● **Given instruction**
Repeat the lines below word for word, leaving out the pictures.

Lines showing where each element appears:

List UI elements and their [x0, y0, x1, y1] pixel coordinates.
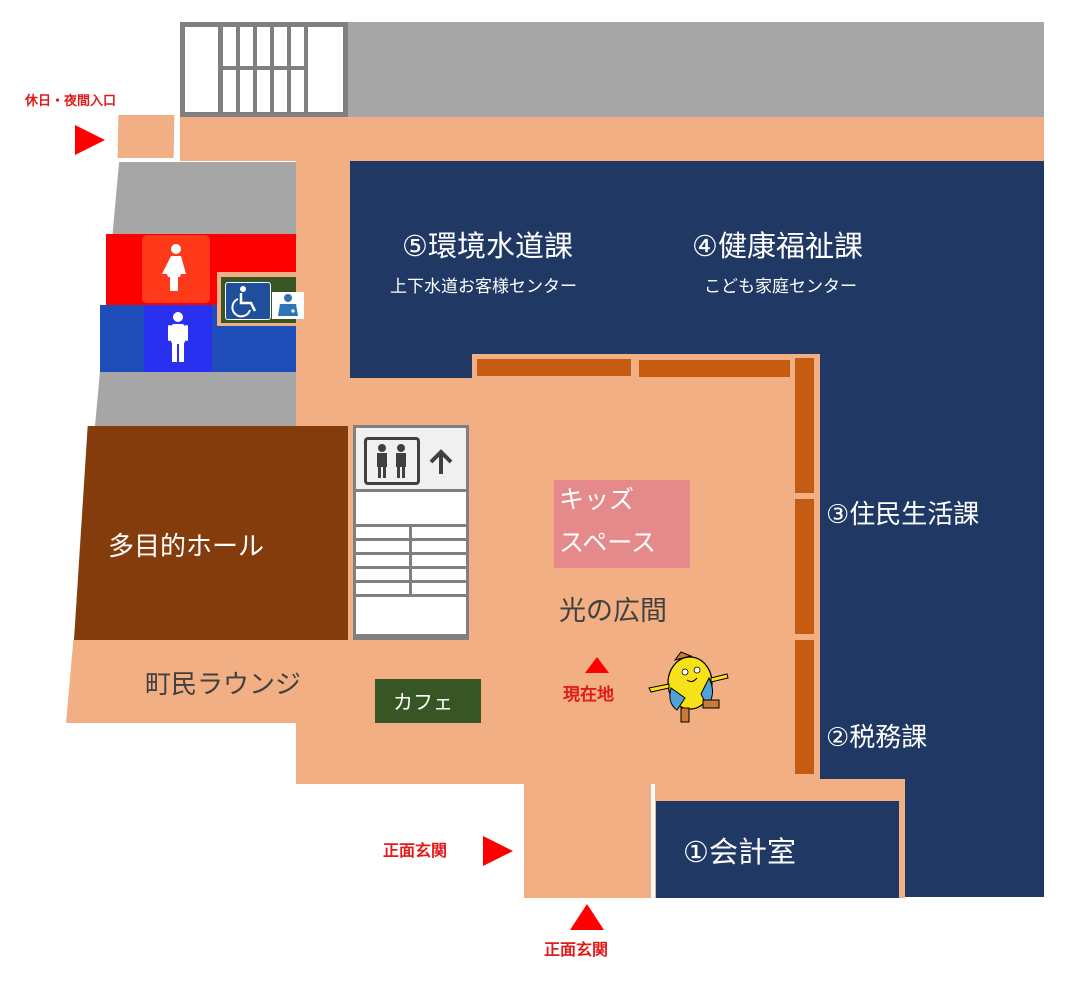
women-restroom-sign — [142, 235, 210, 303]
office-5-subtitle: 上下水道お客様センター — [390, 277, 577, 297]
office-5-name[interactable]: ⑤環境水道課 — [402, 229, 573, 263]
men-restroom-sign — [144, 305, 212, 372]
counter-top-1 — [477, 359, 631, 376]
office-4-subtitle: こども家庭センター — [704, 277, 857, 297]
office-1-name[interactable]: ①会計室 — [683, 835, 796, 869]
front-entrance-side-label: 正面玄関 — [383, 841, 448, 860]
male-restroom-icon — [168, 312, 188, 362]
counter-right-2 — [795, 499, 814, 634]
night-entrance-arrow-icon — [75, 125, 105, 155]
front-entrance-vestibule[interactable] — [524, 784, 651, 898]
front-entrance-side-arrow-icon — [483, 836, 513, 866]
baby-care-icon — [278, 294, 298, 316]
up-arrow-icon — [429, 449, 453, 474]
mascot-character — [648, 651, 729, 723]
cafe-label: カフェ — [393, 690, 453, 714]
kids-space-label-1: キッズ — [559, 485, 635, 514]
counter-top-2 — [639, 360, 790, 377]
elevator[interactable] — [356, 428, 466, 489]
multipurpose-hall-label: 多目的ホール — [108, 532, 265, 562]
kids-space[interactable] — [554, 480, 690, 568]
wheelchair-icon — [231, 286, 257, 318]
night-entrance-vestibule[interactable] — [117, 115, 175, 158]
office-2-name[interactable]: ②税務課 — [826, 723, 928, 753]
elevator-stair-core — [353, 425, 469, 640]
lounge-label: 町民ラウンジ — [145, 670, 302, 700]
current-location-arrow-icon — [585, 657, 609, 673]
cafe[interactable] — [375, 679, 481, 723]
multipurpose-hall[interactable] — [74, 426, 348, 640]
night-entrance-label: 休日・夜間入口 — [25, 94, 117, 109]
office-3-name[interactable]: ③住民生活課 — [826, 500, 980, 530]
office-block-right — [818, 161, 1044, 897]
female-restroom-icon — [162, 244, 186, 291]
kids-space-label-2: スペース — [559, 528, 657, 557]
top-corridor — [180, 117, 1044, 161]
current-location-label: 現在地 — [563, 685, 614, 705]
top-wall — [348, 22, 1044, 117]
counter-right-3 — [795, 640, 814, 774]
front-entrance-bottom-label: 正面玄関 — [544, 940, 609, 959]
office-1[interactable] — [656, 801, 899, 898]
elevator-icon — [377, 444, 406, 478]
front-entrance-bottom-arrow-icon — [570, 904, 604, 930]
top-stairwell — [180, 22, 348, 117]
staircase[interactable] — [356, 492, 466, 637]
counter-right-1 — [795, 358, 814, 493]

● **Exercise output**
List UI elements and their [x0, y0, x1, y1] pixel coordinates.
women-restroom-sign — [142, 235, 210, 303]
office-5-subtitle: 上下水道お客様センター — [390, 277, 577, 297]
office-5-name[interactable]: ⑤環境水道課 — [402, 229, 573, 263]
men-restroom-sign — [144, 305, 212, 372]
counter-top-1 — [477, 359, 631, 376]
office-4-subtitle: こども家庭センター — [704, 277, 857, 297]
office-1-name[interactable]: ①会計室 — [683, 835, 796, 869]
front-entrance-side-label: 正面玄関 — [383, 841, 448, 860]
male-restroom-icon — [168, 312, 188, 362]
counter-right-2 — [795, 499, 814, 634]
night-entrance-arrow-icon — [75, 125, 105, 155]
front-entrance-vestibule[interactable] — [524, 784, 651, 898]
front-entrance-side-arrow-icon — [483, 836, 513, 866]
baby-care-icon — [278, 294, 298, 316]
up-arrow-icon — [429, 449, 453, 474]
mascot-character — [648, 651, 729, 723]
cafe-label: カフェ — [393, 690, 453, 714]
kids-space-label-1: キッズ — [559, 485, 635, 514]
counter-top-2 — [639, 360, 790, 377]
elevator[interactable] — [356, 428, 466, 489]
multipurpose-hall-label: 多目的ホール — [108, 532, 265, 562]
kids-space[interactable] — [554, 480, 690, 568]
wheelchair-icon — [231, 286, 257, 318]
night-entrance-vestibule[interactable] — [117, 115, 175, 158]
office-2-name[interactable]: ②税務課 — [826, 723, 928, 753]
elevator-stair-core — [353, 425, 469, 640]
lounge-label: 町民ラウンジ — [145, 670, 302, 700]
current-location-arrow-icon — [585, 657, 609, 673]
cafe[interactable] — [375, 679, 481, 723]
multipurpose-hall[interactable] — [74, 426, 348, 640]
night-entrance-label: 休日・夜間入口 — [25, 94, 117, 109]
office-3-name[interactable]: ③住民生活課 — [826, 500, 980, 530]
office-block-right — [818, 161, 1044, 897]
female-restroom-icon — [162, 244, 186, 291]
kids-space-label-2: スペース — [559, 528, 657, 557]
top-corridor — [180, 117, 1044, 161]
current-location-label: 現在地 — [563, 685, 614, 705]
top-wall — [348, 22, 1044, 117]
counter-right-3 — [795, 640, 814, 774]
front-entrance-bottom-label: 正面玄関 — [544, 940, 609, 959]
office-1[interactable] — [656, 801, 899, 898]
elevator-icon — [377, 444, 406, 478]
front-entrance-bottom-arrow-icon — [570, 904, 604, 930]
top-stairwell — [180, 22, 348, 117]
staircase[interactable] — [356, 492, 466, 637]
counter-right-1 — [795, 358, 814, 493]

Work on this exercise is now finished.